--- Begin Data shown ---
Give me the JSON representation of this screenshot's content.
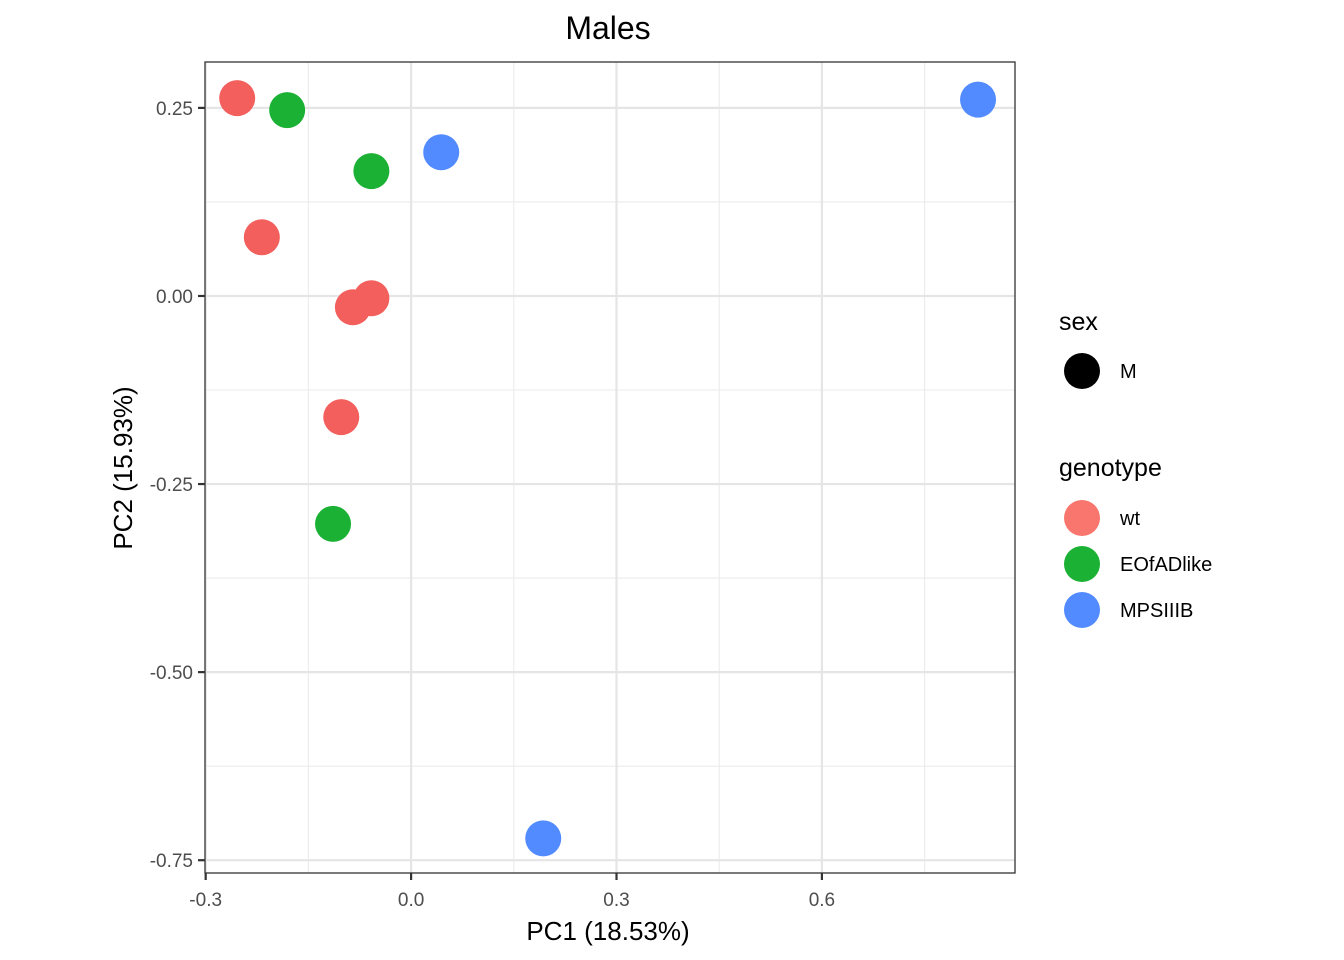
{
  "chart_data": {
    "type": "scatter",
    "title": "Males",
    "xlabel": "PC1 (18.53%)",
    "ylabel": "PC2 (15.93%)",
    "xlim": [
      -0.301,
      0.882
    ],
    "ylim": [
      -0.767,
      0.311
    ],
    "x_ticks": [
      -0.3,
      0.0,
      0.3,
      0.6
    ],
    "x_tick_labels": [
      "-0.3",
      "0.0",
      "0.3",
      "0.6"
    ],
    "y_ticks": [
      0.25,
      0.0,
      -0.25,
      -0.5,
      -0.75
    ],
    "y_tick_labels": [
      "0.25",
      "0.00",
      "-0.25",
      "-0.50",
      "-0.75"
    ],
    "x_minor": [
      -0.15,
      0.15,
      0.45,
      0.75
    ],
    "y_minor": [
      0.125,
      -0.125,
      -0.375,
      -0.625
    ],
    "grid": true,
    "legend_position": "right",
    "legends": [
      {
        "title": "sex",
        "entries": [
          {
            "label": "M",
            "color": "#000000"
          }
        ]
      },
      {
        "title": "genotype",
        "entries": [
          {
            "label": "wt",
            "color": "#F8766D"
          },
          {
            "label": "EOfADlike",
            "color": "#1BB135"
          },
          {
            "label": "MPSIIIB",
            "color": "#528BFF"
          }
        ]
      }
    ],
    "series": [
      {
        "name": "wt",
        "color": "#F25F5C",
        "points": [
          [
            -0.254,
            0.263
          ],
          [
            -0.218,
            0.078
          ],
          [
            -0.058,
            -0.003
          ],
          [
            -0.085,
            -0.015
          ],
          [
            -0.102,
            -0.161
          ]
        ]
      },
      {
        "name": "EOfADlike",
        "color": "#1BB135",
        "points": [
          [
            -0.181,
            0.247
          ],
          [
            -0.058,
            0.166
          ],
          [
            -0.114,
            -0.303
          ]
        ]
      },
      {
        "name": "MPSIIIB",
        "color": "#528BFF",
        "points": [
          [
            0.044,
            0.191
          ],
          [
            0.828,
            0.261
          ],
          [
            0.193,
            -0.721
          ]
        ]
      }
    ]
  }
}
--- End Data shown ---
→ **What is required**
The answer must consist solely of the number of lines in the entries that contain the word "color".

→ **The output**
7